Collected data
= = = =
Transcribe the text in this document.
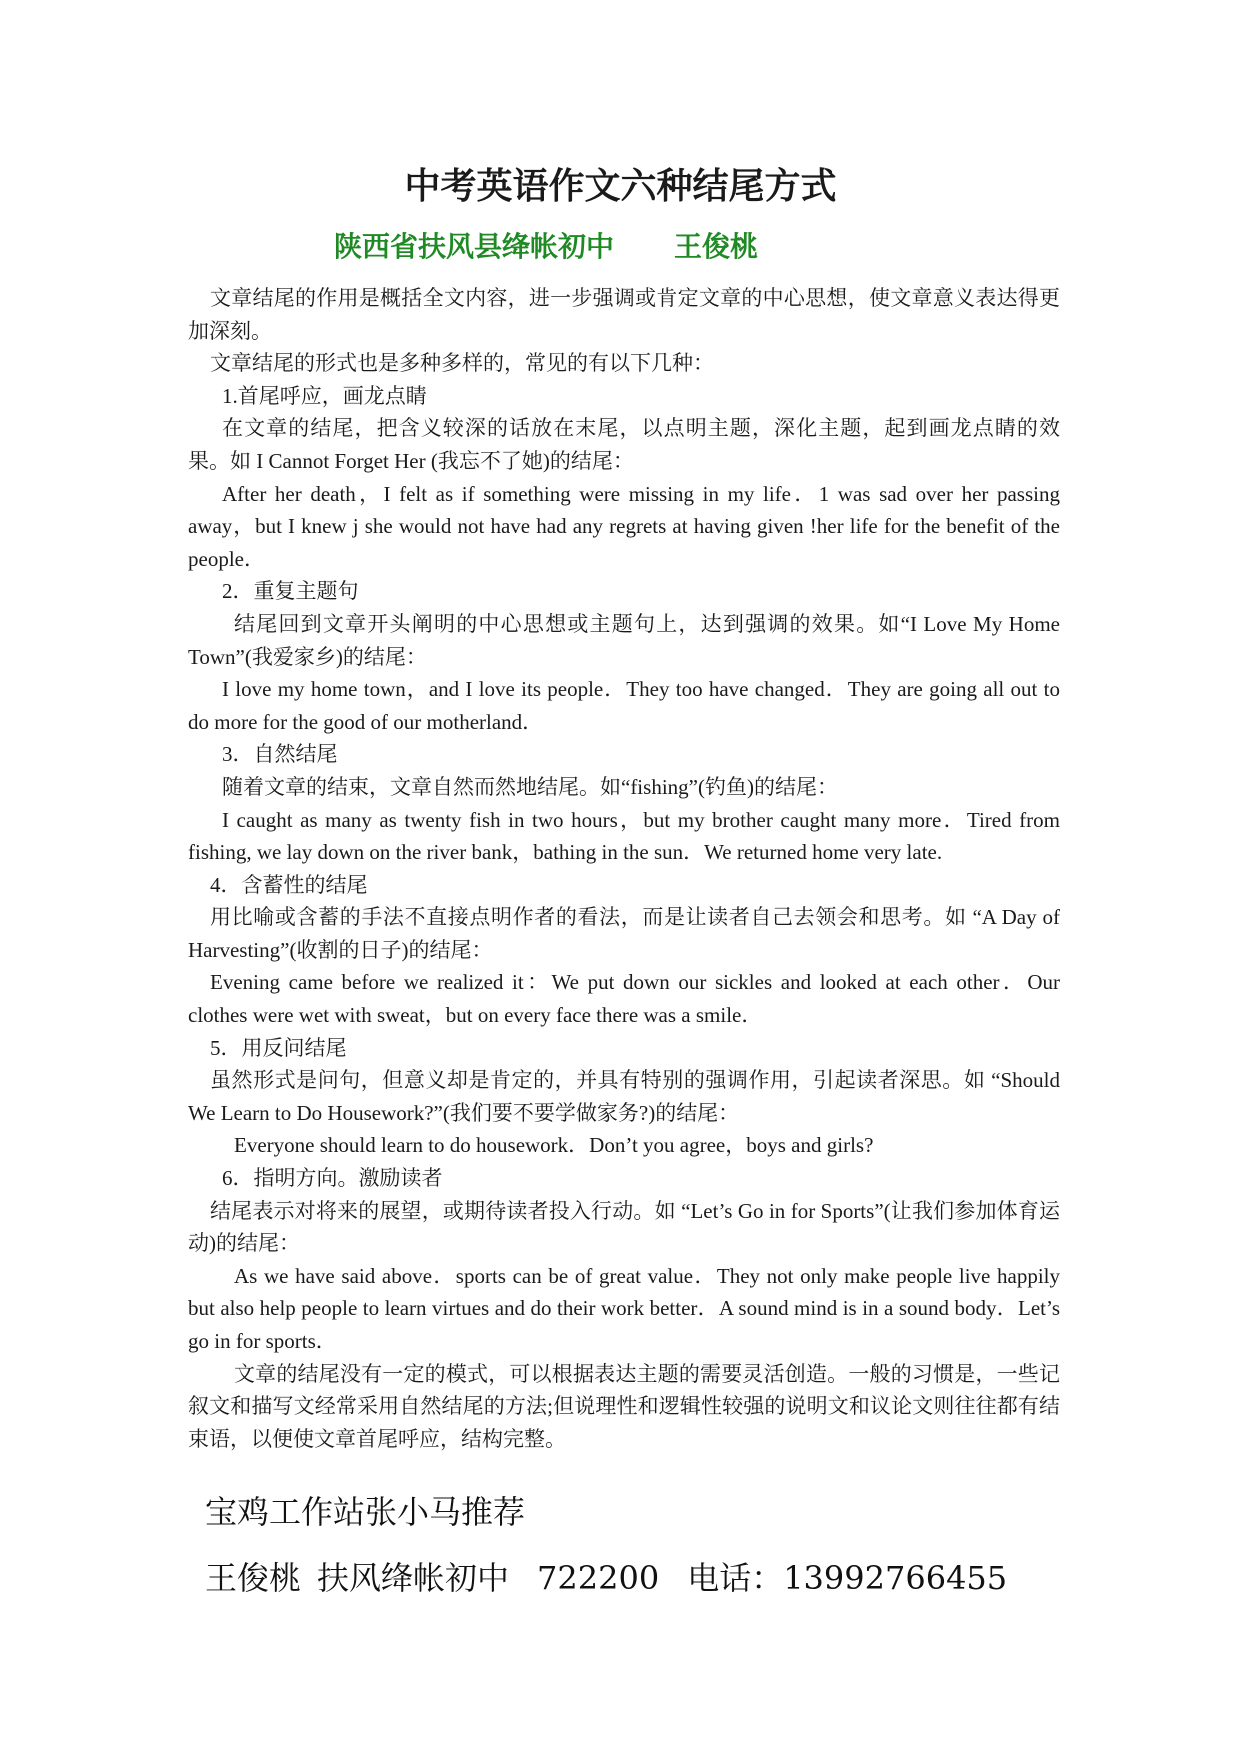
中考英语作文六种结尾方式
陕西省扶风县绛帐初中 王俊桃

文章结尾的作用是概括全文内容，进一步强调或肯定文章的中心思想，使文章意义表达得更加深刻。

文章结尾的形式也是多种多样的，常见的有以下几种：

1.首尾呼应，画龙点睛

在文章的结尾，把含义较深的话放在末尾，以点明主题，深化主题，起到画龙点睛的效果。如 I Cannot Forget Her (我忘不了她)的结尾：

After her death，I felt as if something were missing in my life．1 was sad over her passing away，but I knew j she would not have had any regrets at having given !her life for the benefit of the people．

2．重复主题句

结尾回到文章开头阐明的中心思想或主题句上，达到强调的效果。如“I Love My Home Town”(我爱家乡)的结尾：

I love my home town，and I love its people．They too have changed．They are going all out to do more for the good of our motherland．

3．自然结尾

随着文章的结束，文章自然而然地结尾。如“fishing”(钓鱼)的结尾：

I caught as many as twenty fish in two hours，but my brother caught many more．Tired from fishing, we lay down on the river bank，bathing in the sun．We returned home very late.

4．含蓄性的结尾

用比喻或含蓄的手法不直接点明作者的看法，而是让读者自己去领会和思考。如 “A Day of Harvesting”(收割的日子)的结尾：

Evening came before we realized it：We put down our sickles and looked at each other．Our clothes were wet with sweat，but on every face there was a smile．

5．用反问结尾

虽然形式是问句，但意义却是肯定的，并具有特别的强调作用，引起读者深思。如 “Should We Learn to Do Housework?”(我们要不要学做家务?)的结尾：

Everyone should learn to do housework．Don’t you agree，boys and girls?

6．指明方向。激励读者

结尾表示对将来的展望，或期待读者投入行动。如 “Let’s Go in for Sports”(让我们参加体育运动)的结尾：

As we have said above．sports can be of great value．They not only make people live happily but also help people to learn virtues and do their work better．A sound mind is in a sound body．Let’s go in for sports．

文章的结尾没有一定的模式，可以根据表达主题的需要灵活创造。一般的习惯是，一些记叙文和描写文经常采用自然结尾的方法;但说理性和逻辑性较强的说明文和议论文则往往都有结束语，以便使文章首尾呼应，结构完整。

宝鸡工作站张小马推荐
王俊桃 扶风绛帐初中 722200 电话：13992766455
= = = =
Exercise requirements
Set every line down exactly as written, leaving each picture out.

In response
Transcribe the text in this document.
中考英语作文六种结尾方式
陕西省扶风县绛帐初中 王俊桃

文章结尾的作用是概括全文内容，进一步强调或肯定文章的中心思想，使文章意义表达得更加深刻。

文章结尾的形式也是多种多样的，常见的有以下几种：

1.首尾呼应，画龙点睛

在文章的结尾，把含义较深的话放在末尾，以点明主题，深化主题，起到画龙点睛的效果。如 I Cannot Forget Her (我忘不了她)的结尾：

After her death，I felt as if something were missing in my life．1 was sad over her passing away，but I knew j she would not have had any regrets at having given !her life for the benefit of the people．

2．重复主题句

结尾回到文章开头阐明的中心思想或主题句上，达到强调的效果。如“I Love My Home Town”(我爱家乡)的结尾：

I love my home town，and I love its people．They too have changed．They are going all out to do more for the good of our motherland．

3．自然结尾

随着文章的结束，文章自然而然地结尾。如“fishing”(钓鱼)的结尾：

I caught as many as twenty fish in two hours，but my brother caught many more．Tired from fishing, we lay down on the river bank，bathing in the sun．We returned home very late.

4．含蓄性的结尾

用比喻或含蓄的手法不直接点明作者的看法，而是让读者自己去领会和思考。如 “A Day of Harvesting”(收割的日子)的结尾：

Evening came before we realized it：We put down our sickles and looked at each other．Our clothes were wet with sweat，but on every face there was a smile．

5．用反问结尾

虽然形式是问句，但意义却是肯定的，并具有特别的强调作用，引起读者深思。如 “Should We Learn to Do Housework?”(我们要不要学做家务?)的结尾：

Everyone should learn to do housework．Don’t you agree，boys and girls?

6．指明方向。激励读者

结尾表示对将来的展望，或期待读者投入行动。如 “Let’s Go in for Sports”(让我们参加体育运动)的结尾：

As we have said above．sports can be of great value．They not only make people live happily but also help people to learn virtues and do their work better．A sound mind is in a sound body．Let’s go in for sports．

文章的结尾没有一定的模式，可以根据表达主题的需要灵活创造。一般的习惯是，一些记叙文和描写文经常采用自然结尾的方法;但说理性和逻辑性较强的说明文和议论文则往往都有结束语，以便使文章首尾呼应，结构完整。

宝鸡工作站张小马推荐
王俊桃 扶风绛帐初中 722200 电话：13992766455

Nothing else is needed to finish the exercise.